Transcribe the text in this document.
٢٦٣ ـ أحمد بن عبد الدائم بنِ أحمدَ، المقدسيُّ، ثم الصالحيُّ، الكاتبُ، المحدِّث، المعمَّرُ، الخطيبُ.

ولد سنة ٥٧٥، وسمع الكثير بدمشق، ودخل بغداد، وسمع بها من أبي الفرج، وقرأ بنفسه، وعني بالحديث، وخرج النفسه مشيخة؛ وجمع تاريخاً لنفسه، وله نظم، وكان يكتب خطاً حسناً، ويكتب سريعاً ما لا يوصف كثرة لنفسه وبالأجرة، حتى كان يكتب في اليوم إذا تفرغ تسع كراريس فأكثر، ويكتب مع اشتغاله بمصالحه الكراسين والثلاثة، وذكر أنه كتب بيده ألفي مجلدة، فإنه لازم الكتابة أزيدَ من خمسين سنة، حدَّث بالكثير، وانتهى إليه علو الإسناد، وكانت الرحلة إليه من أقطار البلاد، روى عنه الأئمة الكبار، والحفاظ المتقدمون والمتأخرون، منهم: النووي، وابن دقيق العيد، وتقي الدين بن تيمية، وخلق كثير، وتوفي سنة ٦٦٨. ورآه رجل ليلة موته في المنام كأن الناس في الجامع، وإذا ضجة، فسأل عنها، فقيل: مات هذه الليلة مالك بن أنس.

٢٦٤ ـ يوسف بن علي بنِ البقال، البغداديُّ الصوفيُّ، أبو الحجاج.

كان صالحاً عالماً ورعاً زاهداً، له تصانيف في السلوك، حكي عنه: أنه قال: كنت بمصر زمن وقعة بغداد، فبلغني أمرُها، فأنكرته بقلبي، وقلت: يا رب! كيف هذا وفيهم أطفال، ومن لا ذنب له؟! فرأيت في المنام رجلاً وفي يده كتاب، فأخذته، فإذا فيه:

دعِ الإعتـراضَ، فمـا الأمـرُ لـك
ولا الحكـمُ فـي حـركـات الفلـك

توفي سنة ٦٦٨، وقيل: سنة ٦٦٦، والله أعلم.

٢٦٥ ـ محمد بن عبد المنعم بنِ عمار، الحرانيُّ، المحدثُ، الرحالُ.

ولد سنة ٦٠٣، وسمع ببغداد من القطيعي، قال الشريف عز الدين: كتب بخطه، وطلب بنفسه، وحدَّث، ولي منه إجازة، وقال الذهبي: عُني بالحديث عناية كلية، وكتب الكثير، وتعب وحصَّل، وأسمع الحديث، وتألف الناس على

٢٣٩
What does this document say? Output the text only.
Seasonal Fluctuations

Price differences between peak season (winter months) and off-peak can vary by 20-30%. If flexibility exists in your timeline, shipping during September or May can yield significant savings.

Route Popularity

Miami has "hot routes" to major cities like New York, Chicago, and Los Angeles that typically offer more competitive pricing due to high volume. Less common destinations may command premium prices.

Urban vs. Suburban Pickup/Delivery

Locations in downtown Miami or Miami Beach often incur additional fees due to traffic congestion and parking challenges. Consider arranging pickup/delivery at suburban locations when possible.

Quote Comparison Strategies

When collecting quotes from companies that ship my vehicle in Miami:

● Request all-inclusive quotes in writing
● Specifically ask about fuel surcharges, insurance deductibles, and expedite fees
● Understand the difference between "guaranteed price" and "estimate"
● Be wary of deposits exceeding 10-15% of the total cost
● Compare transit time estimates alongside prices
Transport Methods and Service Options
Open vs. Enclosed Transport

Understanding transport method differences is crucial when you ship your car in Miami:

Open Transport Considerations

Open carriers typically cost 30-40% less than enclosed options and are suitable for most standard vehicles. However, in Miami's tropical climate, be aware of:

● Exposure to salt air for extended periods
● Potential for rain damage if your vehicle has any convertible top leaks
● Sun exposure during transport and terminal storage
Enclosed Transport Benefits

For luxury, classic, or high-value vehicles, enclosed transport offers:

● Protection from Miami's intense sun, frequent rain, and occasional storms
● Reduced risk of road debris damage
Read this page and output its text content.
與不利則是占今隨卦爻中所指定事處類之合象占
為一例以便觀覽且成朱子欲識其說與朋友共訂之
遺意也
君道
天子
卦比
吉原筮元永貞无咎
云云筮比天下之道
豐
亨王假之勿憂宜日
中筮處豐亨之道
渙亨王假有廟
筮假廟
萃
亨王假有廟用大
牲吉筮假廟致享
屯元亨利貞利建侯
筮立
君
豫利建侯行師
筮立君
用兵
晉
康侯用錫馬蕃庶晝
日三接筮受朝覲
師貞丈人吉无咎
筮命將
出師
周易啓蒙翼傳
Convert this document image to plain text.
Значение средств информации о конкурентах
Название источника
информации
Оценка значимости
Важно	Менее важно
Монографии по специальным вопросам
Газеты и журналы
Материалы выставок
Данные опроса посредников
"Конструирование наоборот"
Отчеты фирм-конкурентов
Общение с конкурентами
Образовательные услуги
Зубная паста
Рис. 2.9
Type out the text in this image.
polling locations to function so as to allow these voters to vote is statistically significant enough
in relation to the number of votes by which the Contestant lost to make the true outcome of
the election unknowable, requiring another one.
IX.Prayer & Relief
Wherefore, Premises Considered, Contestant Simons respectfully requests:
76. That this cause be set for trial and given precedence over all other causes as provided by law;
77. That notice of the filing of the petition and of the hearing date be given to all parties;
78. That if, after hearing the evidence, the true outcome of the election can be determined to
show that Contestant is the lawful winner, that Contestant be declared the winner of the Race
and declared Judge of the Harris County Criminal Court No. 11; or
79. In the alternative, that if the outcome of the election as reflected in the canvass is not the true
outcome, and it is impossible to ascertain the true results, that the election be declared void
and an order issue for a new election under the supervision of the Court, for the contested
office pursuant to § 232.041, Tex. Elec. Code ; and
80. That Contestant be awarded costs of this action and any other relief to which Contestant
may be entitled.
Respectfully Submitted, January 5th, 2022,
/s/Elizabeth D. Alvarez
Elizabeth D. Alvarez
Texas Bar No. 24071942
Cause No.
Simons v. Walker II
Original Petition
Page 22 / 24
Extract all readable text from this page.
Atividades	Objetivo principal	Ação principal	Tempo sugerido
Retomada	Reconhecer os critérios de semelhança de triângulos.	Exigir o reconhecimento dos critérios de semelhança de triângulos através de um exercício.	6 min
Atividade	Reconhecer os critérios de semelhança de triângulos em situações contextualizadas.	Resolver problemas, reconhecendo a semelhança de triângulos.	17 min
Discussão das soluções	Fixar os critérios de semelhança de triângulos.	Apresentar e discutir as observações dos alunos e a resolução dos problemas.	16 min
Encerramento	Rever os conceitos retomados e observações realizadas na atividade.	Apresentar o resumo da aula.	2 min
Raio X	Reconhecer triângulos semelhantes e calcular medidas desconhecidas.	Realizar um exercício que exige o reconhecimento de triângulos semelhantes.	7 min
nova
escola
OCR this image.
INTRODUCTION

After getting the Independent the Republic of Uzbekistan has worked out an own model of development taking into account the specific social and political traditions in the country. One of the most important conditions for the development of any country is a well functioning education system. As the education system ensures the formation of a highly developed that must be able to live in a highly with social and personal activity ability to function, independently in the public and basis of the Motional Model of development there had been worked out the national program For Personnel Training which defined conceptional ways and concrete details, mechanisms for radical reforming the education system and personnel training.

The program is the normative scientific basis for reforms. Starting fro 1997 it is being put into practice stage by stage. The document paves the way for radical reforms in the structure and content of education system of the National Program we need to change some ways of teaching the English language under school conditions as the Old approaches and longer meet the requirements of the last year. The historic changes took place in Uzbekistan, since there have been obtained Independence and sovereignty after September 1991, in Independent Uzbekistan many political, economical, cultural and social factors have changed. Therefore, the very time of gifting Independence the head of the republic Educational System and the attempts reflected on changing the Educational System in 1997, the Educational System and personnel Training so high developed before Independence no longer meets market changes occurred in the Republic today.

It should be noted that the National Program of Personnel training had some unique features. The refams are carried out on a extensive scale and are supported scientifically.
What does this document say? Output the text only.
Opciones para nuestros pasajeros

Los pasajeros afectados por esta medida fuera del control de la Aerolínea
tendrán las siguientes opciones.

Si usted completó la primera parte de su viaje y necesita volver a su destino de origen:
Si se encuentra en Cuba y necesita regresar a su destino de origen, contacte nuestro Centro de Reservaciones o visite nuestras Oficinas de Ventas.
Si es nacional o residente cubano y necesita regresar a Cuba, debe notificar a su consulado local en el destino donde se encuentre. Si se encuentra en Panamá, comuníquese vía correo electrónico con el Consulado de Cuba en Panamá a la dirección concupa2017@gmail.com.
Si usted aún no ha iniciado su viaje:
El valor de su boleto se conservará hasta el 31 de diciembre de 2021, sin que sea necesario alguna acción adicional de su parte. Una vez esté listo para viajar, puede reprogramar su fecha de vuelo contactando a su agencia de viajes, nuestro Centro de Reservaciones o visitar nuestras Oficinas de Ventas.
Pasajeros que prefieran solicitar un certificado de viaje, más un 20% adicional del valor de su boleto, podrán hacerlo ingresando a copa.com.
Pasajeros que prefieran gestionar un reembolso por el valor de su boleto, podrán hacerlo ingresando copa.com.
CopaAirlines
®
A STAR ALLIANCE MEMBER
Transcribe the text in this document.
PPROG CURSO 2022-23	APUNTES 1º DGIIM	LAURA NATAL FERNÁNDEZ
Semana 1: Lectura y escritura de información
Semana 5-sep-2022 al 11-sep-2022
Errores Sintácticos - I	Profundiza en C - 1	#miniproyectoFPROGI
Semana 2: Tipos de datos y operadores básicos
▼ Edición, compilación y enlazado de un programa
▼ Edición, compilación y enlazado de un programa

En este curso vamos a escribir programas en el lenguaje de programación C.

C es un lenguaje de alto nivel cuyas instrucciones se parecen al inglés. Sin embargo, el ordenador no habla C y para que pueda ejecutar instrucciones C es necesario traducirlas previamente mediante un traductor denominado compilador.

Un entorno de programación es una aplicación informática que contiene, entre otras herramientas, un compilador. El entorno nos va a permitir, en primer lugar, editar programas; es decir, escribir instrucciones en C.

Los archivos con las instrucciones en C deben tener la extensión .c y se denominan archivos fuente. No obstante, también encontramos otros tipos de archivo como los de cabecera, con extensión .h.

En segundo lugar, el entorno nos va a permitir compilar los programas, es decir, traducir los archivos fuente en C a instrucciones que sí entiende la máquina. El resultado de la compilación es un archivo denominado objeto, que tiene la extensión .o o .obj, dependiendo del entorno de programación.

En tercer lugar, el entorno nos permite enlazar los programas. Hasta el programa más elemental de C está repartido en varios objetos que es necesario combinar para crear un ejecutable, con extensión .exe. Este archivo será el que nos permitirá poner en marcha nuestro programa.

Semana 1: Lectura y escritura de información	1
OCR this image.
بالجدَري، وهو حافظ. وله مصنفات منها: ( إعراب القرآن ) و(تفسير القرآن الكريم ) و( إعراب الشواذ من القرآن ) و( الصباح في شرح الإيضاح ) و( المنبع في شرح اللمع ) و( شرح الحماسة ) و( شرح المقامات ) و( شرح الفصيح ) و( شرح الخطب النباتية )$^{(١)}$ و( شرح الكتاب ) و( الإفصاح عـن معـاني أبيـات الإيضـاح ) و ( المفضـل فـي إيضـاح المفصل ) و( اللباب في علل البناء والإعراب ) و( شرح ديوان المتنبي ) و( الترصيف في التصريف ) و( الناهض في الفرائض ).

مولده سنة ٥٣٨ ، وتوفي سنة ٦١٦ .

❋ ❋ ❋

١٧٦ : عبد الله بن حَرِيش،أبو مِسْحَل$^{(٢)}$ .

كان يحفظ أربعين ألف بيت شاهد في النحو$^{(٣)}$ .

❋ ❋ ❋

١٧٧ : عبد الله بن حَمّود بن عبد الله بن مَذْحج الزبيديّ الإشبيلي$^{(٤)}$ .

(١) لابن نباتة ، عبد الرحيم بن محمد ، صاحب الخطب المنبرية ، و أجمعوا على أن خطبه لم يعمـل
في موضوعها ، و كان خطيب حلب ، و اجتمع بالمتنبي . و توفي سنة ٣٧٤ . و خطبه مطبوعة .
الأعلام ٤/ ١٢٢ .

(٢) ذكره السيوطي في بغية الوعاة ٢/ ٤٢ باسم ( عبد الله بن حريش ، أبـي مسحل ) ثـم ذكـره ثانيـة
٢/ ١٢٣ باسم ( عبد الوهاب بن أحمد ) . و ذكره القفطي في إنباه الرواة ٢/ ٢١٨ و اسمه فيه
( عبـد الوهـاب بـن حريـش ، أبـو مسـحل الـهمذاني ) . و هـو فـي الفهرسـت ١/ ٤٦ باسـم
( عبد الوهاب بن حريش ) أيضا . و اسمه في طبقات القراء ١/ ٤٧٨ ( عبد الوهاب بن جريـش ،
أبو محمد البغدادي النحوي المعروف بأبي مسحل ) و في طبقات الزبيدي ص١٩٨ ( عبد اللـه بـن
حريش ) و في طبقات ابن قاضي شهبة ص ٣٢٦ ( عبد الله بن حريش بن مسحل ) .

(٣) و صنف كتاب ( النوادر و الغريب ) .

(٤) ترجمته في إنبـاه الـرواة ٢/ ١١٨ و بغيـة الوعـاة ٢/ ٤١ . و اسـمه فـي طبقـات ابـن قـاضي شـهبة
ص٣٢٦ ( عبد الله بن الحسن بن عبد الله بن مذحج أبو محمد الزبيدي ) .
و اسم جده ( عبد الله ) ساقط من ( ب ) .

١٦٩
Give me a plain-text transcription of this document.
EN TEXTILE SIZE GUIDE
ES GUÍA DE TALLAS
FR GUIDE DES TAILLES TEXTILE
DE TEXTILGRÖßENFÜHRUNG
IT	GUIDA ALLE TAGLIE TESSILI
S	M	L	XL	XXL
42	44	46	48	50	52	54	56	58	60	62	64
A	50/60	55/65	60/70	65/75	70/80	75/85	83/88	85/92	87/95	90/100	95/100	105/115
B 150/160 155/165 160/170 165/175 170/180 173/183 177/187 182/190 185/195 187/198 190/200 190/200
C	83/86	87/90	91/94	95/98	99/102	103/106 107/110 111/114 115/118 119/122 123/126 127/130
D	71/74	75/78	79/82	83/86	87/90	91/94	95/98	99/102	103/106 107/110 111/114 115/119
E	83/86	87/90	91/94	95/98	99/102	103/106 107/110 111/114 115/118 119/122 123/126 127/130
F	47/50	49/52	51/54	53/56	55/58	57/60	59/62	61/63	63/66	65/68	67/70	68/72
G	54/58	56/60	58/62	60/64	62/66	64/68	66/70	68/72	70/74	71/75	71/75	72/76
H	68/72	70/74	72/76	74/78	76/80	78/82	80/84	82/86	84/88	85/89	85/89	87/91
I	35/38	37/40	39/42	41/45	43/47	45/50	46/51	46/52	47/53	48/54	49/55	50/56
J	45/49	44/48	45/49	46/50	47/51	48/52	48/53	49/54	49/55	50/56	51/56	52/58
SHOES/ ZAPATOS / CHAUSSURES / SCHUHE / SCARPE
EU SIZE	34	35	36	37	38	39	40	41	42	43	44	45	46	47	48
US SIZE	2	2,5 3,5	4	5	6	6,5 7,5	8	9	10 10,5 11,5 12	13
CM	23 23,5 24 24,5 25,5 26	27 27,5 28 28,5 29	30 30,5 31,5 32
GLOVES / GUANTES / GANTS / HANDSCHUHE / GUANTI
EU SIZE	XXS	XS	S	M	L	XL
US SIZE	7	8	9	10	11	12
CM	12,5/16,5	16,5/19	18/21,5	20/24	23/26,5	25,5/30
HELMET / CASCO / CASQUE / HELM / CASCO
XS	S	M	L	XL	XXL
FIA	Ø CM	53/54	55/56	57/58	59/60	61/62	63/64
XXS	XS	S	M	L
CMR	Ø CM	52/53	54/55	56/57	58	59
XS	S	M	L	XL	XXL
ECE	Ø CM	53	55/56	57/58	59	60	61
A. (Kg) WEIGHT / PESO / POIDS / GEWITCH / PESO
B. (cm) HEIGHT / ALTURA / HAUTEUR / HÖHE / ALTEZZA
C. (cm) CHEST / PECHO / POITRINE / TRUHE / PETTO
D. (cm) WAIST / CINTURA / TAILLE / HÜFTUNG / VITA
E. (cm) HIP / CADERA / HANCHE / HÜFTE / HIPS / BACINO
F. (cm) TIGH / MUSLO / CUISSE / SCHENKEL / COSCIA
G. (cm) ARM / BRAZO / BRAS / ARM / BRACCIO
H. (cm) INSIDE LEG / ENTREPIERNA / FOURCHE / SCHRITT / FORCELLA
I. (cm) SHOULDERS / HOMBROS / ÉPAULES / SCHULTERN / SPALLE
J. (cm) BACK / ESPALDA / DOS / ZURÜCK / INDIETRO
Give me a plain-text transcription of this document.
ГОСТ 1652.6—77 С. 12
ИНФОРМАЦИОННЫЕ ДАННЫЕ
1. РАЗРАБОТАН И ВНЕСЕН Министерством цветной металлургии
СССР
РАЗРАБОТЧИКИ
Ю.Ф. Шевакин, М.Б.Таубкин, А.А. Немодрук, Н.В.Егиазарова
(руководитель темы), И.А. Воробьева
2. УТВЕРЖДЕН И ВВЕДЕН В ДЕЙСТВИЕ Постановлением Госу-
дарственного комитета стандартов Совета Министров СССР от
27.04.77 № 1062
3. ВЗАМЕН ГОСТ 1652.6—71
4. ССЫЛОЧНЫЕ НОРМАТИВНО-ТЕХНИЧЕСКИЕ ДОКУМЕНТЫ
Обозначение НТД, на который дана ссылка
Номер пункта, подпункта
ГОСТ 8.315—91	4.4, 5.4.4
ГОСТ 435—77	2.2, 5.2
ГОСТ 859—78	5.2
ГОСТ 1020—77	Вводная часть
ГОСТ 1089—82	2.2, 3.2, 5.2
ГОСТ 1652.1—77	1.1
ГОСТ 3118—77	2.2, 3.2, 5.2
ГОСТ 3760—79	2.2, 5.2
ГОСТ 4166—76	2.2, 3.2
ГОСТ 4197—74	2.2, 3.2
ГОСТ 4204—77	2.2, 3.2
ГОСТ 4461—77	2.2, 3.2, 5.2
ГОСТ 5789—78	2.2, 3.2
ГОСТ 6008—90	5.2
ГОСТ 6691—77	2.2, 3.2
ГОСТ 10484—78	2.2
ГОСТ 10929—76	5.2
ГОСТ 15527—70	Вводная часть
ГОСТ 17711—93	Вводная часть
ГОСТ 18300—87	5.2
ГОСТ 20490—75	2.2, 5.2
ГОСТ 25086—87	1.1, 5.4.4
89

########

* Written request: Which lines above contain the word "image"? Copy each of them.

* Answer to this exercise:
Convert this document image to plain text.
Type out the text in this image.
OCR this image.
OCR this image.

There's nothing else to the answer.